- _What the task asks_: Exactly reproduce each line of the listing that follows.

- _Items from a figure collection_:

------------

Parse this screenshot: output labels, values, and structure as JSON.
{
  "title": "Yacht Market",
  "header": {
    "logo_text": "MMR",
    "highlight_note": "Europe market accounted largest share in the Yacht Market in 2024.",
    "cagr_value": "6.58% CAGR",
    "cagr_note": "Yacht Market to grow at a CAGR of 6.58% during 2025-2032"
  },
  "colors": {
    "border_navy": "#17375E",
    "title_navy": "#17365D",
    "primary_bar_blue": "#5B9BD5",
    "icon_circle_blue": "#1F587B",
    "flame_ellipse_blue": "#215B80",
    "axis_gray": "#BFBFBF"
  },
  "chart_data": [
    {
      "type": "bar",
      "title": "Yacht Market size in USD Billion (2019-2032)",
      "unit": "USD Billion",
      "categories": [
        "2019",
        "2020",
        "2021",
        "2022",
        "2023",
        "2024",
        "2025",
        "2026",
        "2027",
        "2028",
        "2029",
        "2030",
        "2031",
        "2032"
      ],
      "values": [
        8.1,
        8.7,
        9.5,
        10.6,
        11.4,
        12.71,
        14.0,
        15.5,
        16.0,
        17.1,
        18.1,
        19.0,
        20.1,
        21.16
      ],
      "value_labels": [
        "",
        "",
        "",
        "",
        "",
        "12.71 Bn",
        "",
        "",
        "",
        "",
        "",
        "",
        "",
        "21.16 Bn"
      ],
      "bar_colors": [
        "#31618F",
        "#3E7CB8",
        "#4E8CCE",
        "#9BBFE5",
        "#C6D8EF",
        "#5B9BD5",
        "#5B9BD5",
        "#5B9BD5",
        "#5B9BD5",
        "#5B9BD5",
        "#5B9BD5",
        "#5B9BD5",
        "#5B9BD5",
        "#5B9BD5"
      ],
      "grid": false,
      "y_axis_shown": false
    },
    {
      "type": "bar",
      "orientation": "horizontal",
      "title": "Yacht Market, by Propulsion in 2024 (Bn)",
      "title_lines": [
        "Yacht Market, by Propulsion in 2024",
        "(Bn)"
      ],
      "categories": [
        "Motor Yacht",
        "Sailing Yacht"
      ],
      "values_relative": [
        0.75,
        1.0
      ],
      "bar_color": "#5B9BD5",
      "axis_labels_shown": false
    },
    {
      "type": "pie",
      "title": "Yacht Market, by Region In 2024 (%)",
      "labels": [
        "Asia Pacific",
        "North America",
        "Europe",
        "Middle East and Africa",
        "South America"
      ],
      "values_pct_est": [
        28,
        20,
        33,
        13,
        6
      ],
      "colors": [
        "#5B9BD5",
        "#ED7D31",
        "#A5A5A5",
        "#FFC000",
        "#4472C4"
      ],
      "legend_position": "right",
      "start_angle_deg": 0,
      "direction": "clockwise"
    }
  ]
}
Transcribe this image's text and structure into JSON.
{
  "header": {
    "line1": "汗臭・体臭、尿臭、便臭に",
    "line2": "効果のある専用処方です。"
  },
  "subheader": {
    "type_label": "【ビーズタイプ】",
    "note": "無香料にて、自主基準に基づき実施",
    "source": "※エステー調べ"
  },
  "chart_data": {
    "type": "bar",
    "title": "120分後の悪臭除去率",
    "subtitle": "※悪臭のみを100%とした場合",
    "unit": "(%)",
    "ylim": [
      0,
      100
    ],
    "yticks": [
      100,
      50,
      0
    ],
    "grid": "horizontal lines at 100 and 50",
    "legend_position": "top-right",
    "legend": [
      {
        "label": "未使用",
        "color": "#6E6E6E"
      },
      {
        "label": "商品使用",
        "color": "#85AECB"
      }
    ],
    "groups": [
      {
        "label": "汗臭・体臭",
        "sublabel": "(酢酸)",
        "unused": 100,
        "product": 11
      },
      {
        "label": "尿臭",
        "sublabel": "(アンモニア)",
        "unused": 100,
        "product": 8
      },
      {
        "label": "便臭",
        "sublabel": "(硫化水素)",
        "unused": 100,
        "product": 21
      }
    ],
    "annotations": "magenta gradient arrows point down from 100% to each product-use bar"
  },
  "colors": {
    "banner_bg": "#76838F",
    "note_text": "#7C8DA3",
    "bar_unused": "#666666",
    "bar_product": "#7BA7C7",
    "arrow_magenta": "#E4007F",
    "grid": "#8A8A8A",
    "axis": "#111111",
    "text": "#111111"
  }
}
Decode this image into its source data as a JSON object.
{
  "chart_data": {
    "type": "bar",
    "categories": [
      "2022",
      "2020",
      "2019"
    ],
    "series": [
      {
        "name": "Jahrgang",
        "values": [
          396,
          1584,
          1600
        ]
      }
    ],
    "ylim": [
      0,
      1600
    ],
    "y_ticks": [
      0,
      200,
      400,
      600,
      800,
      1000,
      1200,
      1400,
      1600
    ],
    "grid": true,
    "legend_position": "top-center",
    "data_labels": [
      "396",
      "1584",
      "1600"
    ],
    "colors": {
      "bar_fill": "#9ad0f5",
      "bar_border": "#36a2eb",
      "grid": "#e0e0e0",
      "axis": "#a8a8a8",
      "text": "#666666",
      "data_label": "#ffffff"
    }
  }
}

------------

- _Output below_:
Parse this screenshot: output labels, values, and structure as JSON.
{
  "title": "Yacht Market",
  "header": {
    "logo_text": "MMR",
    "highlight_note": "Europe market accounted largest share in the Yacht Market in 2024.",
    "cagr_value": "6.58% CAGR",
    "cagr_note": "Yacht Market to grow at a CAGR of 6.58% during 2025-2032"
  },
  "colors": {
    "border_navy": "#17375E",
    "title_navy": "#17365D",
    "primary_bar_blue": "#5B9BD5",
    "icon_circle_blue": "#1F587B",
    "flame_ellipse_blue": "#215B80",
    "axis_gray": "#BFBFBF"
  },
  "chart_data": [
    {
      "type": "bar",
      "title": "Yacht Market size in USD Billion (2019-2032)",
      "unit": "USD Billion",
      "categories": [
        "2019",
        "2020",
        "2021",
        "2022",
        "2023",
        "2024",
        "2025",
        "2026",
        "2027",
        "2028",
        "2029",
        "2030",
        "2031",
        "2032"
      ],
      "values": [
        8.1,
        8.7,
        9.5,
        10.6,
        11.4,
        12.71,
        14.0,
        15.5,
        16.0,
        17.1,
        18.1,
        19.0,
        20.1,
        21.16
      ],
      "value_labels": [
        "",
        "",
        "",
        "",
        "",
        "12.71 Bn",
        "",
        "",
        "",
        "",
        "",
        "",
        "",
        "21.16 Bn"
      ],
      "bar_colors": [
        "#31618F",
        "#3E7CB8",
        "#4E8CCE",
        "#9BBFE5",
        "#C6D8EF",
        "#5B9BD5",
        "#5B9BD5",
        "#5B9BD5",
        "#5B9BD5",
        "#5B9BD5",
        "#5B9BD5",
        "#5B9BD5",
        "#5B9BD5",
        "#5B9BD5"
      ],
      "grid": false,
      "y_axis_shown": false
    },
    {
      "type": "bar",
      "orientation": "horizontal",
      "title": "Yacht Market, by Propulsion in 2024 (Bn)",
      "title_lines": [
        "Yacht Market, by Propulsion in 2024",
        "(Bn)"
      ],
      "categories": [
        "Motor Yacht",
        "Sailing Yacht"
      ],
      "values_relative": [
        0.75,
        1.0
      ],
      "bar_color": "#5B9BD5",
      "axis_labels_shown": false
    },
    {
      "type": "pie",
      "title": "Yacht Market, by Region In 2024 (%)",
      "labels": [
        "Asia Pacific",
        "North America",
        "Europe",
        "Middle East and Africa",
        "South America"
      ],
      "values_pct_est": [
        28,
        20,
        33,
        13,
        6
      ],
      "colors": [
        "#5B9BD5",
        "#ED7D31",
        "#A5A5A5",
        "#FFC000",
        "#4472C4"
      ],
      "legend_position": "right",
      "start_angle_deg": 0,
      "direction": "clockwise"
    }
  ]
}
Transcribe this image's text and structure into JSON.
{
  "header": {
    "line1": "汗臭・体臭、尿臭、便臭に",
    "line2": "効果のある専用処方です。"
  },
  "subheader": {
    "type_label": "【ビーズタイプ】",
    "note": "無香料にて、自主基準に基づき実施",
    "source": "※エステー調べ"
  },
  "chart_data": {
    "type": "bar",
    "title": "120分後の悪臭除去率",
    "subtitle": "※悪臭のみを100%とした場合",
    "unit": "(%)",
    "ylim": [
      0,
      100
    ],
    "yticks": [
      100,
      50,
      0
    ],
    "grid": "horizontal lines at 100 and 50",
    "legend_position": "top-right",
    "legend": [
      {
        "label": "未使用",
        "color": "#6E6E6E"
      },
      {
        "label": "商品使用",
        "color": "#85AECB"
      }
    ],
    "groups": [
      {
        "label": "汗臭・体臭",
        "sublabel": "(酢酸)",
        "unused": 100,
        "product": 11
      },
      {
        "label": "尿臭",
        "sublabel": "(アンモニア)",
        "unused": 100,
        "product": 8
      },
      {
        "label": "便臭",
        "sublabel": "(硫化水素)",
        "unused": 100,
        "product": 21
      }
    ],
    "annotations": "magenta gradient arrows point down from 100% to each product-use bar"
  },
  "colors": {
    "banner_bg": "#76838F",
    "note_text": "#7C8DA3",
    "bar_unused": "#666666",
    "bar_product": "#7BA7C7",
    "arrow_magenta": "#E4007F",
    "grid": "#8A8A8A",
    "axis": "#111111",
    "text": "#111111"
  }
}
Decode this image into its source data as a JSON object.
{
  "chart_data": {
    "type": "bar",
    "categories": [
      "2022",
      "2020",
      "2019"
    ],
    "series": [
      {
        "name": "Jahrgang",
        "values": [
          396,
          1584,
          1600
        ]
      }
    ],
    "ylim": [
      0,
      1600
    ],
    "y_ticks": [
      0,
      200,
      400,
      600,
      800,
      1000,
      1200,
      1400,
      1600
    ],
    "grid": true,
    "legend_position": "top-center",
    "data_labels": [
      "396",
      "1584",
      "1600"
    ],
    "colors": {
      "bar_fill": "#9ad0f5",
      "bar_border": "#36a2eb",
      "grid": "#e0e0e0",
      "axis": "#a8a8a8",
      "text": "#666666",
      "data_label": "#ffffff"
    }
  }
}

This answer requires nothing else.